— Extract —
------------
American baseball player (born 1989)

Layne Somsen (born June 5, 1989) is an American former professional baseball pitcher. He played in Major League Baseball (MLB) for the Cincinnati Reds in 2016.

==Career==
===Amateur career===
Somsen attended Yankton High School and South Dakota State University, where he played college baseball for the South Dakota State Jackrabbits. In his senior season in 2013, Somsen pitched to a 1.87 earned run average and was named the Summit League Pitcher of the Year. Somsen finished his career ranking in the top five in school history in starts (38), innings pitched (215), and strikeouts (180).

===Cincinnati Reds===
The Cincinnati Reds selected Somsen in the 22nd round of the 2013 MLB draft. He signed with the Reds and made his professional debut with the Billings Mustangs in 2013. A starter in college, Somsen was used as a reliever in the minor leagues. He spent the 2014 season with the Dayton Dragons and the Bakersfield Blaze. He split the 2015 season between the Pensacola Blue Wahoos and the Louisville Bats. After the season, he pitched in the Arizona Fall League for the Peoria Javelinas.

The Reds promoted Somsen to the major leagues after Jay Bruce was placed paternity list with birth of his child on April 25, 2016, but he was sent down on April 28 and did not make his MLB debut during this time on the roster, briefly becoming a phantom ballplayer. Somsen was recalled on May 9 and made his MLB debut on May 14, throwing a scoreless inning against the Phillies. Somsen became the third former Jackrabbit to make his debut since 2013, joining fellow relief pitchers Caleb Thielbar and Blake Treinen.

===New York Yankees===
The Reds waived Somsen, and he was claimed by the New York Yankees on May 24, 2016, who assigned him to the Scranton/Wilkes-Barre RailRiders, for whom he made four scoreless appearances. On June 13, Somsen was designated for assignment to clear room for Ike Davis on the roster.
------------
— Entries supplied —
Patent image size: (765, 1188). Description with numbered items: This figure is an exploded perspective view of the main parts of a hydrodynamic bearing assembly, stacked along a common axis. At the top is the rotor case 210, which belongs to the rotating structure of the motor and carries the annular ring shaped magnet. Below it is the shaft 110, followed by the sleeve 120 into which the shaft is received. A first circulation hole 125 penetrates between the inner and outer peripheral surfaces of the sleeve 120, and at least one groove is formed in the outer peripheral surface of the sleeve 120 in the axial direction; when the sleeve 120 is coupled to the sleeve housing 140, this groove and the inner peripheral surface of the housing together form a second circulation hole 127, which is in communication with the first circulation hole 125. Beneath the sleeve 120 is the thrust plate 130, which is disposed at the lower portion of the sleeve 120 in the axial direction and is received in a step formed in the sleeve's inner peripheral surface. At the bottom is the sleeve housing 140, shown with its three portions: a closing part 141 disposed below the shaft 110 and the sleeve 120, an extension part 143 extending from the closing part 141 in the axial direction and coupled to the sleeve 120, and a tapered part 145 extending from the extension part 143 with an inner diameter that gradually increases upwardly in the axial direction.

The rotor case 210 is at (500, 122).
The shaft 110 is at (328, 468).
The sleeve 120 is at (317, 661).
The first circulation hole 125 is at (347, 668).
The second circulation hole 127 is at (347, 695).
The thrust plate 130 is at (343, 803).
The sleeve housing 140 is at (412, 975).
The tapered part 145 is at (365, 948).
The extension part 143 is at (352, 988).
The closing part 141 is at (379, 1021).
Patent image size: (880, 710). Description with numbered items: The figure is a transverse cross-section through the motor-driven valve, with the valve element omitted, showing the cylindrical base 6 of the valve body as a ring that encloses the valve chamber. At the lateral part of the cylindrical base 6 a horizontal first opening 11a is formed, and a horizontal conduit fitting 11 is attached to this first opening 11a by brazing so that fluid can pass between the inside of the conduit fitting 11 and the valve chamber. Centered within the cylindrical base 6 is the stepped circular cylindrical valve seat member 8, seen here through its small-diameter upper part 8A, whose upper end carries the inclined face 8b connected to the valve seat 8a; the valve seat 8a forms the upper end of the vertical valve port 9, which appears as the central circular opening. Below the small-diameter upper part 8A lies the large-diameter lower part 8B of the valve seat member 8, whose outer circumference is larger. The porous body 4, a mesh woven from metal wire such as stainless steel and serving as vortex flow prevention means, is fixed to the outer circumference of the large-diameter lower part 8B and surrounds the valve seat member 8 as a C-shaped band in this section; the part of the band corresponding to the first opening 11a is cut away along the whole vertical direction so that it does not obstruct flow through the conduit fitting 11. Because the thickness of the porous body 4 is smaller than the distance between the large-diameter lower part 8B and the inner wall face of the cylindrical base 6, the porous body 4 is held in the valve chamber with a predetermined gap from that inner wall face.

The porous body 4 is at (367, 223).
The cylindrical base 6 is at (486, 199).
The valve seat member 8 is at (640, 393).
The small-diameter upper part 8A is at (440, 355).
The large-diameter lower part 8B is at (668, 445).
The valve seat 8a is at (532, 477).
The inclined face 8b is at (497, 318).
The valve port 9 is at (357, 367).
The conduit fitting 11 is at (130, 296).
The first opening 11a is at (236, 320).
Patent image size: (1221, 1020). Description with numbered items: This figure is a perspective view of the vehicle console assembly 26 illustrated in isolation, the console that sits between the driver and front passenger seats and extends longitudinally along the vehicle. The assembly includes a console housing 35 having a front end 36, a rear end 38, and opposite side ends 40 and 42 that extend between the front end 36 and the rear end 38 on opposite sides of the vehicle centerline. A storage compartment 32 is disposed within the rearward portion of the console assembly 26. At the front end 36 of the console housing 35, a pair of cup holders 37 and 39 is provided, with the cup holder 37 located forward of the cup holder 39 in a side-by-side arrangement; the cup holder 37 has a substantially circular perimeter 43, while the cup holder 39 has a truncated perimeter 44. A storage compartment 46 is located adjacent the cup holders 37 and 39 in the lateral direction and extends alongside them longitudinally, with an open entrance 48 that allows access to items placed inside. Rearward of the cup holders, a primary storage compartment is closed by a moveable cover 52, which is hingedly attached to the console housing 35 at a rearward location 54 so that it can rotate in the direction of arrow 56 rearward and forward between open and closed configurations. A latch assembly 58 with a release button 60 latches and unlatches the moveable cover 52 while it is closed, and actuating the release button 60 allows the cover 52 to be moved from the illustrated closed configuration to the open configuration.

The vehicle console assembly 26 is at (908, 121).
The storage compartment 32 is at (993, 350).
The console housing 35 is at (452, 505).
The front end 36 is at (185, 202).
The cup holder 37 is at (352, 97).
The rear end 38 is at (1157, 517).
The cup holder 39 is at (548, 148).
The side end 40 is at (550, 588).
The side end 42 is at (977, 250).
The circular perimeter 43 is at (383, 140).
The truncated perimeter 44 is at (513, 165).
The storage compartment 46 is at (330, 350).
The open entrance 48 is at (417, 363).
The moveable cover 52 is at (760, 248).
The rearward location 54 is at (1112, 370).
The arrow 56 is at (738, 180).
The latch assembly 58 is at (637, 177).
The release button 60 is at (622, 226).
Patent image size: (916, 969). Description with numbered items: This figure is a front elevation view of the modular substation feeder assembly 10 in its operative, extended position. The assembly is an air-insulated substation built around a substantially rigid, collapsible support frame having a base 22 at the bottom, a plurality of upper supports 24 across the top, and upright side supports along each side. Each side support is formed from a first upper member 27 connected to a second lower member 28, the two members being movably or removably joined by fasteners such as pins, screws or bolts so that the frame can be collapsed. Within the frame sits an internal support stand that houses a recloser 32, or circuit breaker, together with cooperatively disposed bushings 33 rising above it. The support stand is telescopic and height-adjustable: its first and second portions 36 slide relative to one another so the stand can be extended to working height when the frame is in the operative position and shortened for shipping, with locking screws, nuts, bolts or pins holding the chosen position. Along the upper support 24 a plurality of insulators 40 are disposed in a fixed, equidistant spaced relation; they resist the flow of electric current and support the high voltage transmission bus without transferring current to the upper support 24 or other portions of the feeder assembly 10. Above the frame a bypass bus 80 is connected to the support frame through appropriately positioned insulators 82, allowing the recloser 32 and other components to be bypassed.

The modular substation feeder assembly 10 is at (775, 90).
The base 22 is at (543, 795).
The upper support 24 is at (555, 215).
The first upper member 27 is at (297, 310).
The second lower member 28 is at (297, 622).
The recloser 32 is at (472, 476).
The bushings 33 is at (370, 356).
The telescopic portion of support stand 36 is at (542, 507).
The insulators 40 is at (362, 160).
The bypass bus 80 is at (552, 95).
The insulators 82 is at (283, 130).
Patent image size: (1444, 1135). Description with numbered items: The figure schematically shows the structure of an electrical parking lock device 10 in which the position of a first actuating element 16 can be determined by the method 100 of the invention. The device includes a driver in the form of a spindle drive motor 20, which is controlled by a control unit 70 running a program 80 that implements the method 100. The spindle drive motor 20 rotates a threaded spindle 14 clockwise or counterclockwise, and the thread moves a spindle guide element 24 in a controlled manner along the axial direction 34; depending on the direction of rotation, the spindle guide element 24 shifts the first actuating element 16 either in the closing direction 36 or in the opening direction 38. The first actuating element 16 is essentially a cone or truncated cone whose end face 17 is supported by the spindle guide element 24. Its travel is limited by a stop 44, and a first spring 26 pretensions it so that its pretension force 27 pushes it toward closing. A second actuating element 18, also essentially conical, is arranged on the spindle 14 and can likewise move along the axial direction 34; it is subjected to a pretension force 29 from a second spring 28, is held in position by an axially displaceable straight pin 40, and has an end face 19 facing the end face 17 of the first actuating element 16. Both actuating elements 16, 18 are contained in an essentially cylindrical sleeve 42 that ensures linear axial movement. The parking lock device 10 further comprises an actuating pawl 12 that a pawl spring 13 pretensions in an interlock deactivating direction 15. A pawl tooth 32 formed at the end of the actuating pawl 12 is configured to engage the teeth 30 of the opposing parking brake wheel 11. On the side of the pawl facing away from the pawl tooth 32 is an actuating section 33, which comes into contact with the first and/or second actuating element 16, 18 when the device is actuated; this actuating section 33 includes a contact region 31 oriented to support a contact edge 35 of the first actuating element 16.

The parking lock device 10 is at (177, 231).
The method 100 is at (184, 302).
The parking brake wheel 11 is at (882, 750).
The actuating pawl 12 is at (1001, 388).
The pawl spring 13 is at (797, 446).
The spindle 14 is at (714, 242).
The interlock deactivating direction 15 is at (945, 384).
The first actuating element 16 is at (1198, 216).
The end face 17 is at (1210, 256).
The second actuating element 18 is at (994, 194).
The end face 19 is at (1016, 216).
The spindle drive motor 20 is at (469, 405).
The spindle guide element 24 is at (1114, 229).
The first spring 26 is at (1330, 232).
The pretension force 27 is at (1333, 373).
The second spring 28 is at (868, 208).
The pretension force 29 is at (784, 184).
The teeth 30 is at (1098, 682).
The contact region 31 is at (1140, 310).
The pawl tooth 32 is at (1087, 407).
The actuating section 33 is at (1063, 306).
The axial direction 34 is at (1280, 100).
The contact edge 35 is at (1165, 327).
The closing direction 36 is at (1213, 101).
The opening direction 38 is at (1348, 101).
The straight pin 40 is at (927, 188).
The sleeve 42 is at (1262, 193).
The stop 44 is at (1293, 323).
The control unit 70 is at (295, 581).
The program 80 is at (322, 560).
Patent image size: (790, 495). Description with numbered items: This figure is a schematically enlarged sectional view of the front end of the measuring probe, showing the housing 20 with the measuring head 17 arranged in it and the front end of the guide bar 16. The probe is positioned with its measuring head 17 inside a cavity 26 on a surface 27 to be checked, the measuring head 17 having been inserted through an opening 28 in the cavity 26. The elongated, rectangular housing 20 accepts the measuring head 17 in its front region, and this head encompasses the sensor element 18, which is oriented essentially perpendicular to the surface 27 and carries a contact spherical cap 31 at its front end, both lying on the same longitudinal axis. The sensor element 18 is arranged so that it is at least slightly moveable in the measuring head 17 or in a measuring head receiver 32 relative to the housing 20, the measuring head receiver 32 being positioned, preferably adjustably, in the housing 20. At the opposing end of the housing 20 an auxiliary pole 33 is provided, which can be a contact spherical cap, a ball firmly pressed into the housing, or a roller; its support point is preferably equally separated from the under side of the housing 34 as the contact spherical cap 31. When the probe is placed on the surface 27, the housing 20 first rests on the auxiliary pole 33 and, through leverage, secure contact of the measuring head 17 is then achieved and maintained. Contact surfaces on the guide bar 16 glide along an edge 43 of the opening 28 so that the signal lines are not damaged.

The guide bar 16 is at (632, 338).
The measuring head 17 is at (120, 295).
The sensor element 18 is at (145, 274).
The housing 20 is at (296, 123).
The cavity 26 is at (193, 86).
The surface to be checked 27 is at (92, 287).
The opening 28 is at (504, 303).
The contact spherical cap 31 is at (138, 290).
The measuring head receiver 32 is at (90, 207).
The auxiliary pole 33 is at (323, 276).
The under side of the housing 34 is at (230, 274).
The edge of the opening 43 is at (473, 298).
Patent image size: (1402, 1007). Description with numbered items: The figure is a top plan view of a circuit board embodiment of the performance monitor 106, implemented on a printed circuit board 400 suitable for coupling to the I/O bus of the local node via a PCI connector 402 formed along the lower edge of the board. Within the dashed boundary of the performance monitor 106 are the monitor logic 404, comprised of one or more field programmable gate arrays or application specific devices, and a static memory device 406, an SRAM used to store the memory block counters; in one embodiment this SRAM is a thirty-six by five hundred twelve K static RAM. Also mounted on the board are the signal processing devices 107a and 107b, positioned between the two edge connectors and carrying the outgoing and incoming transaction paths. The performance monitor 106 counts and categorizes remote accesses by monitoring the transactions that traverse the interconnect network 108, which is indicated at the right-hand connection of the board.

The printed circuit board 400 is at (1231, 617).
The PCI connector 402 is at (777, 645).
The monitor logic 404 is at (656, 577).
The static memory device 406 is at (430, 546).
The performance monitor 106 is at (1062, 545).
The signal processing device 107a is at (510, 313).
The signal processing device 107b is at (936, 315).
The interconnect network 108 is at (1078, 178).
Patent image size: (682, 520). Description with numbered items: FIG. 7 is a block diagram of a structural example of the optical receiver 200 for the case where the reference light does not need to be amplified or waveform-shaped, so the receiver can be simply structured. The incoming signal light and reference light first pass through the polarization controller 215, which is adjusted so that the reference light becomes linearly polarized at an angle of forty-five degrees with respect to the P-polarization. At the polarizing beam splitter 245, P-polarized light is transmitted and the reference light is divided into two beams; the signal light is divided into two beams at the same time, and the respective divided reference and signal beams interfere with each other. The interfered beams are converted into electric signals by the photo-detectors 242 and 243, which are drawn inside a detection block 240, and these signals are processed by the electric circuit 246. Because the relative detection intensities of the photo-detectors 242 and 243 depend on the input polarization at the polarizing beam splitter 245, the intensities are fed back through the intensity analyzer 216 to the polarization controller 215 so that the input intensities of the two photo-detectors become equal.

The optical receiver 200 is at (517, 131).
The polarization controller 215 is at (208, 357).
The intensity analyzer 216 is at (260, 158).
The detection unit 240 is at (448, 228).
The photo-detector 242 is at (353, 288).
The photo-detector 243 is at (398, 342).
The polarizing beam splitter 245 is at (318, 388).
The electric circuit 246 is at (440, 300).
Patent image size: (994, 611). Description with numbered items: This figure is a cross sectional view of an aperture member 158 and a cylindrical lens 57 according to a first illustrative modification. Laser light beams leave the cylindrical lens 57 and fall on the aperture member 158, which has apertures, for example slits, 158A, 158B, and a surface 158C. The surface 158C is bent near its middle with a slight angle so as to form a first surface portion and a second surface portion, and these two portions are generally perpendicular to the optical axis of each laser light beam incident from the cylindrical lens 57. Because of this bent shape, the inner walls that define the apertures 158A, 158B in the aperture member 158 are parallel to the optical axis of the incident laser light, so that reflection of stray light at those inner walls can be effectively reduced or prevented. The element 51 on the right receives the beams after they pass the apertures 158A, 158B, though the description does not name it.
------------
— Task instructions —
1. In the Layne Somsen article, take the part that opens with the words containing "American baseball player" and closes with "Reds in 2016.", and write it again with "Cincinnati Reds" swapped for "Reds club of Cincinnati".
2. According to the Layne Somsen article, what honor did Somsen receive in his 2013 senior season?

— Numbered responses —
1.
American baseball player (born 1989)

Layne Somsen (born June 5, 1989) is an American former professional baseball pitcher. He played in Major League Baseball (MLB) for the Reds club of Cincinnati in 2016.

2. He was named the Summit League Pitcher of the Year.